Available data:

* START *

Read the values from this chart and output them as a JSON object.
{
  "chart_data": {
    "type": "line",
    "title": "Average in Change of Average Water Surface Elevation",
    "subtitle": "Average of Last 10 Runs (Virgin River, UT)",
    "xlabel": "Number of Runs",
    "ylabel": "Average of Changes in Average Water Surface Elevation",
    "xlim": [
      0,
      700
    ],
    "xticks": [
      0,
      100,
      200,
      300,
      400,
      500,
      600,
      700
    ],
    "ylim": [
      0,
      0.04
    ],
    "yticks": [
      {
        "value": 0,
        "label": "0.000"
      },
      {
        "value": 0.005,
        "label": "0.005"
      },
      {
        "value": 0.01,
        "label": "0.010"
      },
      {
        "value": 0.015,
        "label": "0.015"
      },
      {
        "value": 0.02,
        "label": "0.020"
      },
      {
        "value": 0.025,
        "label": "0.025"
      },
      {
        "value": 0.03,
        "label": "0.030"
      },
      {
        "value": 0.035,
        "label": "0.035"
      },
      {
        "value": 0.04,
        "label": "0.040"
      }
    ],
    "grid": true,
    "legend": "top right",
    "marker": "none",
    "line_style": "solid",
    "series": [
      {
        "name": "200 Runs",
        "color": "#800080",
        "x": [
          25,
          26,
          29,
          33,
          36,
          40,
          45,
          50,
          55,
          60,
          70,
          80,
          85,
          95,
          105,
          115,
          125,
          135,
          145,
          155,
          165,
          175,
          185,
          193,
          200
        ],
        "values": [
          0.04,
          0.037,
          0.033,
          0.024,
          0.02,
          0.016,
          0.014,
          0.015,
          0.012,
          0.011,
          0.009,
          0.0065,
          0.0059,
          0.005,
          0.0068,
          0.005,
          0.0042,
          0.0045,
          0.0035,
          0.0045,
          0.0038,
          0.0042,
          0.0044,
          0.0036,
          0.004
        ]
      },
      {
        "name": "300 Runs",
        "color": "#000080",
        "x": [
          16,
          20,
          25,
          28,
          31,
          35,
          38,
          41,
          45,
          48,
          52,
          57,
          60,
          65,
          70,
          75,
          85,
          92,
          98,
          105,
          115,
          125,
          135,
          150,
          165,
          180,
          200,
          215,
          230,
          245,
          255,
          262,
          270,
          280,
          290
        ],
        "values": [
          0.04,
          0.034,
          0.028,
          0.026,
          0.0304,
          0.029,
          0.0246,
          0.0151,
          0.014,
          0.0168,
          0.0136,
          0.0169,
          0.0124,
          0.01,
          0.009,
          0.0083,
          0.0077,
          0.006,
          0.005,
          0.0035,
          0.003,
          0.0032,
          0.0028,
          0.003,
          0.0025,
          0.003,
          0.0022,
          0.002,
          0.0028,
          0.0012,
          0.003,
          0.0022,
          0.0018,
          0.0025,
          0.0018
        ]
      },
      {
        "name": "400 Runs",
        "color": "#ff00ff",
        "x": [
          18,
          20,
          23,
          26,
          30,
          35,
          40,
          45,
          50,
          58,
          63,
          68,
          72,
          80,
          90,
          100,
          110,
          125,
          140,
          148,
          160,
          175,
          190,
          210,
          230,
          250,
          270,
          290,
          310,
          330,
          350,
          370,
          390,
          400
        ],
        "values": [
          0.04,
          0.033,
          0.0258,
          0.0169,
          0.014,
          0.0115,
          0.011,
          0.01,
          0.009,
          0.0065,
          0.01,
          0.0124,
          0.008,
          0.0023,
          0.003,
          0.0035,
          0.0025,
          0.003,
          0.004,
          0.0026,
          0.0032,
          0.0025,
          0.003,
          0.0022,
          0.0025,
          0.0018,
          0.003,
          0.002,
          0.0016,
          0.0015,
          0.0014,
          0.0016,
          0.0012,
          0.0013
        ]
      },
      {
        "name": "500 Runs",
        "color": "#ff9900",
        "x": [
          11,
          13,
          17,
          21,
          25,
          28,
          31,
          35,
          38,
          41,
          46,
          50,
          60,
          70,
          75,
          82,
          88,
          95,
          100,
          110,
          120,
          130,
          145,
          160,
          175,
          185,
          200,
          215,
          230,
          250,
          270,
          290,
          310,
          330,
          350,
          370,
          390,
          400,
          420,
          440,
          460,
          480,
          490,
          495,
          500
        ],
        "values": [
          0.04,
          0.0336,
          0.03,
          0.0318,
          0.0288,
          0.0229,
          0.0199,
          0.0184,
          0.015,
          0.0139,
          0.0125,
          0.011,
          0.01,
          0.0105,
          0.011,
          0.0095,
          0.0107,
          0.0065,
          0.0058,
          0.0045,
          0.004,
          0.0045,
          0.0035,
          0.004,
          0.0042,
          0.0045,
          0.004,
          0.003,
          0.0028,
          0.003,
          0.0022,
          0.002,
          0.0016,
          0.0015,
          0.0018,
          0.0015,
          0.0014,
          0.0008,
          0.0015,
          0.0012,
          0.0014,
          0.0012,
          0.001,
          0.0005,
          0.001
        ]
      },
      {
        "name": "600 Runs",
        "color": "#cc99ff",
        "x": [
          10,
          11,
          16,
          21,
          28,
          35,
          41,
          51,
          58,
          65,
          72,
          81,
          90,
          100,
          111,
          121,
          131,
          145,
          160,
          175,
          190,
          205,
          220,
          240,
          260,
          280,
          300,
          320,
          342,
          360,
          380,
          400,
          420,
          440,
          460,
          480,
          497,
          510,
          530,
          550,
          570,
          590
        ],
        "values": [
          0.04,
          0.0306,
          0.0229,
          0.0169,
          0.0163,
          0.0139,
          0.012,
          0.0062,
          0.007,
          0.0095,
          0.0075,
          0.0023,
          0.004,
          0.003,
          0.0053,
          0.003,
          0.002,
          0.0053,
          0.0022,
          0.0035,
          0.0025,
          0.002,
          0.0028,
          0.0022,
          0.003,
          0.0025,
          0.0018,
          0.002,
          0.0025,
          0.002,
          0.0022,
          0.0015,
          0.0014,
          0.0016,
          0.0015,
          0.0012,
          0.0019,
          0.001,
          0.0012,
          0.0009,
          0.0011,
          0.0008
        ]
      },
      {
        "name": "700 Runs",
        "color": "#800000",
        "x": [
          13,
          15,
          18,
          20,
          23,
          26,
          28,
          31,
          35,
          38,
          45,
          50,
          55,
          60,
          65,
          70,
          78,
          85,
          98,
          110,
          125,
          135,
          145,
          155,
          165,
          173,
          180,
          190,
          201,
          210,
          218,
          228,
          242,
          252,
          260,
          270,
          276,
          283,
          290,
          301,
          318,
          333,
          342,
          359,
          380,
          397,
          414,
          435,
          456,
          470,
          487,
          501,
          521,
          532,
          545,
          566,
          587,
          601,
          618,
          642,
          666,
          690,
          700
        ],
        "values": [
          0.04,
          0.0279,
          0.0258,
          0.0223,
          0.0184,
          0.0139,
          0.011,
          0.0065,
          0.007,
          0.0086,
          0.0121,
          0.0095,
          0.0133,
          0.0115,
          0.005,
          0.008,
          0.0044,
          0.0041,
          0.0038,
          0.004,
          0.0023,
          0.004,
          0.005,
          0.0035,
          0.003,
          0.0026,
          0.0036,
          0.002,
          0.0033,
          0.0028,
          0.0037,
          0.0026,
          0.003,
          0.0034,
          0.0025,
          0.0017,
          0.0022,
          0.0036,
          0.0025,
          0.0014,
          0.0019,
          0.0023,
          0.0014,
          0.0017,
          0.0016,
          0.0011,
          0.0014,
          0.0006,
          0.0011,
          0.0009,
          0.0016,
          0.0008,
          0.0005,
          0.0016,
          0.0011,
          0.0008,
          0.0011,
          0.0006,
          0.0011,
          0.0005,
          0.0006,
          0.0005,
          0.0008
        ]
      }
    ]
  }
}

* END *

Required task: Report how many lines in the listing include the word "name". Give nothing but the count.

Response to the exercise: 6